§ **Set task**: Each line that holds the word "JSON" counts once; report the total and nothing else.

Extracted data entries
--- --- ---

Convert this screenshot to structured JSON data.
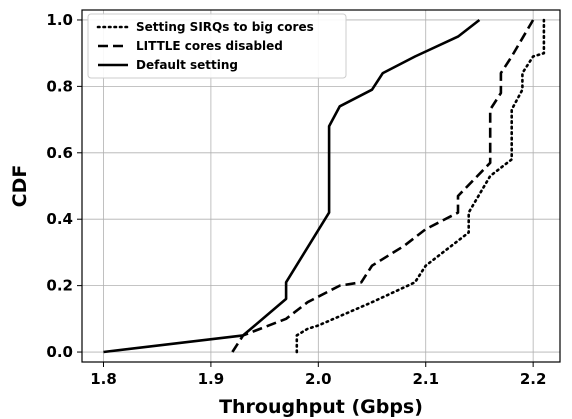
{
  "chart_data": {
    "type": "line",
    "xlabel": "Throughput (Gbps)",
    "ylabel": "CDF",
    "xlim": [
      1.78,
      2.225
    ],
    "ylim": [
      -0.03,
      1.03
    ],
    "xticks": [
      "1.8",
      "1.9",
      "2.0",
      "2.1",
      "2.2"
    ],
    "yticks": [
      "0.0",
      "0.2",
      "0.4",
      "0.6",
      "0.8",
      "1.0"
    ],
    "grid": true,
    "legend_position": "top-left",
    "series": [
      {
        "name": "Setting SIRQs to big cores",
        "style": "dotted",
        "x": [
          1.98,
          1.98,
          1.99,
          2.0,
          2.05,
          2.09,
          2.1,
          2.14,
          2.14,
          2.16,
          2.18,
          2.18,
          2.19,
          2.19,
          2.2,
          2.21,
          2.21
        ],
        "y": [
          0.0,
          0.05,
          0.07,
          0.08,
          0.15,
          0.21,
          0.26,
          0.36,
          0.42,
          0.53,
          0.58,
          0.73,
          0.79,
          0.84,
          0.89,
          0.9,
          1.0
        ]
      },
      {
        "name": "LITTLE cores disabled",
        "style": "dashed",
        "x": [
          1.92,
          1.93,
          1.97,
          1.99,
          2.02,
          2.04,
          2.05,
          2.07,
          2.08,
          2.1,
          2.13,
          2.13,
          2.16,
          2.16,
          2.17,
          2.17,
          2.18,
          2.2
        ],
        "y": [
          0.0,
          0.05,
          0.1,
          0.15,
          0.2,
          0.21,
          0.26,
          0.3,
          0.32,
          0.37,
          0.42,
          0.47,
          0.57,
          0.73,
          0.78,
          0.84,
          0.89,
          1.0
        ]
      },
      {
        "name": "Default setting",
        "style": "solid",
        "x": [
          1.8,
          1.93,
          1.97,
          1.97,
          2.01,
          2.01,
          2.02,
          2.05,
          2.06,
          2.09,
          2.13,
          2.15
        ],
        "y": [
          0.0,
          0.05,
          0.16,
          0.21,
          0.42,
          0.68,
          0.74,
          0.79,
          0.84,
          0.89,
          0.95,
          1.0
        ]
      }
    ]
  }
}
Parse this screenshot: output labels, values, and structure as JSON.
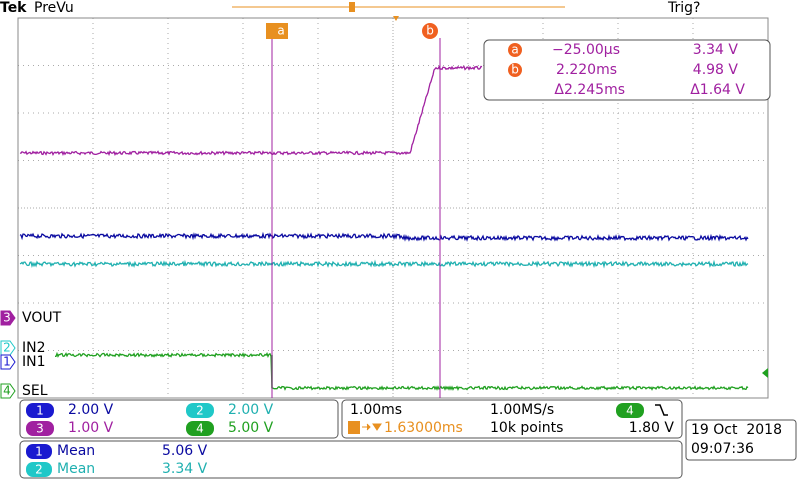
{
  "header": {
    "brand": "Tek",
    "mode": "PreVu",
    "trigger_status": "Trig?"
  },
  "cursors": {
    "a": "a",
    "b": "b"
  },
  "readout": {
    "rows": [
      {
        "marker": "a",
        "time": "−25.00µs",
        "value": "3.34 V"
      },
      {
        "marker": "b",
        "time": "2.220ms",
        "value": "4.98 V"
      },
      {
        "time": "Δ2.245ms",
        "value": "Δ1.64 V"
      }
    ]
  },
  "channels": [
    {
      "number": "3",
      "label": "VOUT"
    },
    {
      "number": "2",
      "label": "IN2"
    },
    {
      "number": "1",
      "label": "IN1"
    },
    {
      "number": "4",
      "label": "SEL"
    }
  ],
  "vertical": [
    {
      "channel": "1",
      "scale": "2.00 V"
    },
    {
      "channel": "2",
      "scale": "2.00 V"
    },
    {
      "channel": "3",
      "scale": "1.00 V"
    },
    {
      "channel": "4",
      "scale": "5.00 V"
    }
  ],
  "horizontal": {
    "time_scale": "1.00ms",
    "sample_rate": "1.00MS/s",
    "trigger_channel": "4",
    "trigger_position": "1.63000ms",
    "record_length": "10k points",
    "trigger_level": "1.80 V"
  },
  "datetime": {
    "date": "19 Oct  2018",
    "time": "09:07:36"
  },
  "measurements": [
    {
      "channel": "1",
      "label": "Mean",
      "value": "5.06 V"
    },
    {
      "channel": "2",
      "label": "Mean",
      "value": "3.34 V"
    }
  ]
}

--- --- ---

§ **Expected output**: 2